**Job**.
Output every line of the material exactly, omitting images.

** start of Records for the exercise **

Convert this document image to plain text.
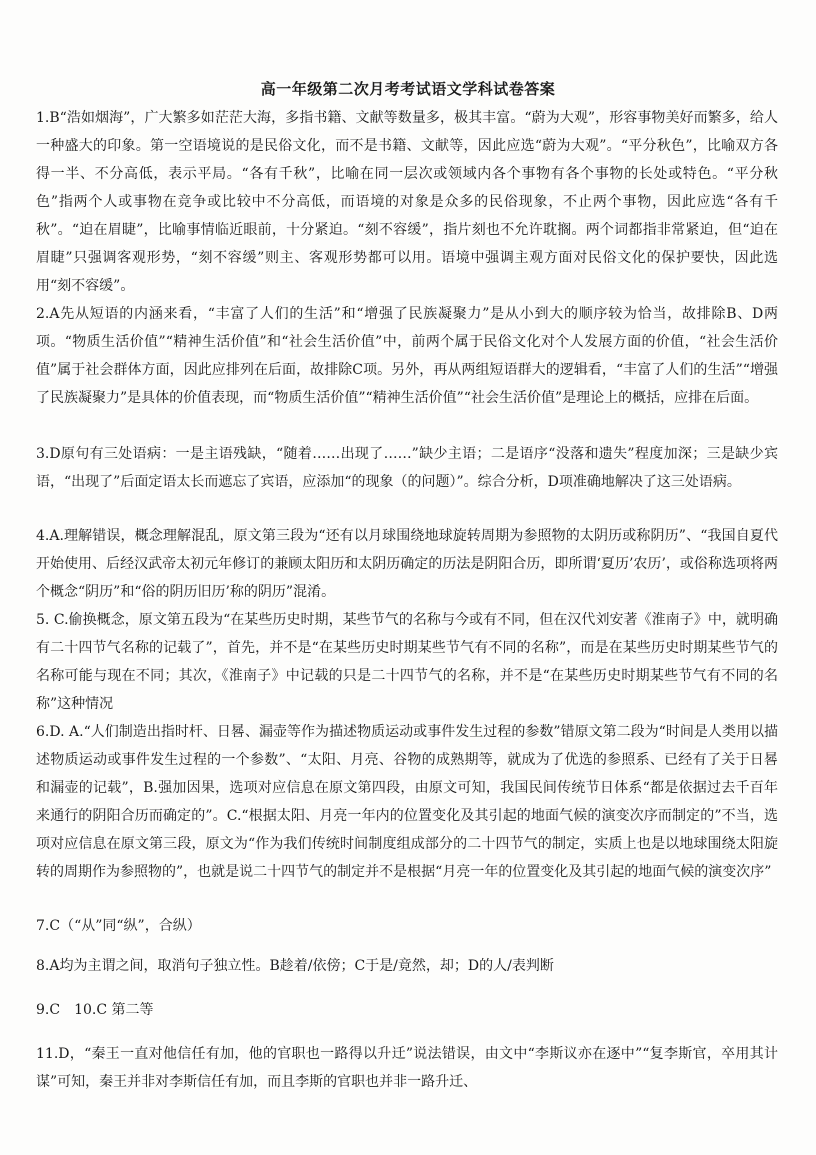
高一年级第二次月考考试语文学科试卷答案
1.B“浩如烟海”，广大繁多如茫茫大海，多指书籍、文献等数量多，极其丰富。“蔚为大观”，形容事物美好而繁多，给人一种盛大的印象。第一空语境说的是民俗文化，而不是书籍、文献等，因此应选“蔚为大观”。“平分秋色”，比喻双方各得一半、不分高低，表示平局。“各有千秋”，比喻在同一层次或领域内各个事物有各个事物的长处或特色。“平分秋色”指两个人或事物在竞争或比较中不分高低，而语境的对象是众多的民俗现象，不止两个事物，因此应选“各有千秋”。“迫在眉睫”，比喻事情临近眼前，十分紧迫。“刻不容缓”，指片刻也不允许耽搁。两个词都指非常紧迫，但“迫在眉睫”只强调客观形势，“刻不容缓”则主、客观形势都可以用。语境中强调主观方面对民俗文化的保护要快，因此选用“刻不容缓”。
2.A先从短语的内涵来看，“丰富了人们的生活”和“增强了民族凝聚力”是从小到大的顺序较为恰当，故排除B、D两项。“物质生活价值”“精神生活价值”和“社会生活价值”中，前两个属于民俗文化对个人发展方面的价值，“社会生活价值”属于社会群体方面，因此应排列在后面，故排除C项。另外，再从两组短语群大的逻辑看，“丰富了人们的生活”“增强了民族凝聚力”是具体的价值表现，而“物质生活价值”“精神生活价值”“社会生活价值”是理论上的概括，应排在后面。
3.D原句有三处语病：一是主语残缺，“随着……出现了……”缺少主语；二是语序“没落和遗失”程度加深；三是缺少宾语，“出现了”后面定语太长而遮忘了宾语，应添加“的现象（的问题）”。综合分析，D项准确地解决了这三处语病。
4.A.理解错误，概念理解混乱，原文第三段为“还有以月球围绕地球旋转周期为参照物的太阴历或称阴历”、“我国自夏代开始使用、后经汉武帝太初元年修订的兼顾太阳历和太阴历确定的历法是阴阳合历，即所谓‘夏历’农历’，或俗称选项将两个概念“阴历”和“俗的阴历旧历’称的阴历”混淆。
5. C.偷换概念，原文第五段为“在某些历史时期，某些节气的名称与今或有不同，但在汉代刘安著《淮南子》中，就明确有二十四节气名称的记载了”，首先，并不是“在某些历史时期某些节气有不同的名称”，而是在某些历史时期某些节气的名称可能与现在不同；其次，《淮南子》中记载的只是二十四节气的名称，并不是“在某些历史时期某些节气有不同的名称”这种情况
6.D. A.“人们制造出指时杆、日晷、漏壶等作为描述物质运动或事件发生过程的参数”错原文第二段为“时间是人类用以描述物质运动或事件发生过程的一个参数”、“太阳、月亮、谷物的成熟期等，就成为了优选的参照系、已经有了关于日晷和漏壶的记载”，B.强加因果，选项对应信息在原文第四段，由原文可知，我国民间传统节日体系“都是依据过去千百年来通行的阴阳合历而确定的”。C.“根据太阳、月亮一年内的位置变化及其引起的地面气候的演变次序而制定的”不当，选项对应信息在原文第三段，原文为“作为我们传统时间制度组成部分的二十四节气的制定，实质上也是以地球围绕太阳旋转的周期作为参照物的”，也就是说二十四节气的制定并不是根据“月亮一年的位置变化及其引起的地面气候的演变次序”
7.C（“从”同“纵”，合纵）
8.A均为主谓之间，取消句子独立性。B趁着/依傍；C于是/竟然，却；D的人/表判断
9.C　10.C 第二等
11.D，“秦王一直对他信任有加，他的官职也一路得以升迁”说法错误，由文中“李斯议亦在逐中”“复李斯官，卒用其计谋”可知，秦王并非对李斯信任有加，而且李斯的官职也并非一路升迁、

** end of Records for the exercise **

**Response**.
Convert this document image to plain text.
高一年级第二次月考考试语文学科试卷答案
1.B“浩如烟海”，广大繁多如茫茫大海，多指书籍、文献等数量多，极其丰富。“蔚为大观”，形容事物美好而繁多，给人一种盛大的印象。第一空语境说的是民俗文化，而不是书籍、文献等，因此应选“蔚为大观”。“平分秋色”，比喻双方各得一半、不分高低，表示平局。“各有千秋”，比喻在同一层次或领域内各个事物有各个事物的长处或特色。“平分秋色”指两个人或事物在竞争或比较中不分高低，而语境的对象是众多的民俗现象，不止两个事物，因此应选“各有千秋”。“迫在眉睫”，比喻事情临近眼前，十分紧迫。“刻不容缓”，指片刻也不允许耽搁。两个词都指非常紧迫，但“迫在眉睫”只强调客观形势，“刻不容缓”则主、客观形势都可以用。语境中强调主观方面对民俗文化的保护要快，因此选用“刻不容缓”。
2.A先从短语的内涵来看，“丰富了人们的生活”和“增强了民族凝聚力”是从小到大的顺序较为恰当，故排除B、D两项。“物质生活价值”“精神生活价值”和“社会生活价值”中，前两个属于民俗文化对个人发展方面的价值，“社会生活价值”属于社会群体方面，因此应排列在后面，故排除C项。另外，再从两组短语群大的逻辑看，“丰富了人们的生活”“增强了民族凝聚力”是具体的价值表现，而“物质生活价值”“精神生活价值”“社会生活价值”是理论上的概括，应排在后面。
3.D原句有三处语病：一是主语残缺，“随着……出现了……”缺少主语；二是语序“没落和遗失”程度加深；三是缺少宾语，“出现了”后面定语太长而遮忘了宾语，应添加“的现象（的问题）”。综合分析，D项准确地解决了这三处语病。
4.A.理解错误，概念理解混乱，原文第三段为“还有以月球围绕地球旋转周期为参照物的太阴历或称阴历”、“我国自夏代开始使用、后经汉武帝太初元年修订的兼顾太阳历和太阴历确定的历法是阴阳合历，即所谓‘夏历’农历’，或俗称选项将两个概念“阴历”和“俗的阴历旧历’称的阴历”混淆。
5. C.偷换概念，原文第五段为“在某些历史时期，某些节气的名称与今或有不同，但在汉代刘安著《淮南子》中，就明确有二十四节气名称的记载了”，首先，并不是“在某些历史时期某些节气有不同的名称”，而是在某些历史时期某些节气的名称可能与现在不同；其次，《淮南子》中记载的只是二十四节气的名称，并不是“在某些历史时期某些节气有不同的名称”这种情况
6.D. A.“人们制造出指时杆、日晷、漏壶等作为描述物质运动或事件发生过程的参数”错原文第二段为“时间是人类用以描述物质运动或事件发生过程的一个参数”、“太阳、月亮、谷物的成熟期等，就成为了优选的参照系、已经有了关于日晷和漏壶的记载”，B.强加因果，选项对应信息在原文第四段，由原文可知，我国民间传统节日体系“都是依据过去千百年来通行的阴阳合历而确定的”。C.“根据太阳、月亮一年内的位置变化及其引起的地面气候的演变次序而制定的”不当，选项对应信息在原文第三段，原文为“作为我们传统时间制度组成部分的二十四节气的制定，实质上也是以地球围绕太阳旋转的周期作为参照物的”，也就是说二十四节气的制定并不是根据“月亮一年的位置变化及其引起的地面气候的演变次序”
7.C（“从”同“纵”，合纵）
8.A均为主谓之间，取消句子独立性。B趁着/依傍；C于是/竟然，却；D的人/表判断
9.C　10.C 第二等
11.D，“秦王一直对他信任有加，他的官职也一路得以升迁”说法错误，由文中“李斯议亦在逐中”“复李斯官，卒用其计谋”可知，秦王并非对李斯信任有加，而且李斯的官职也并非一路升迁、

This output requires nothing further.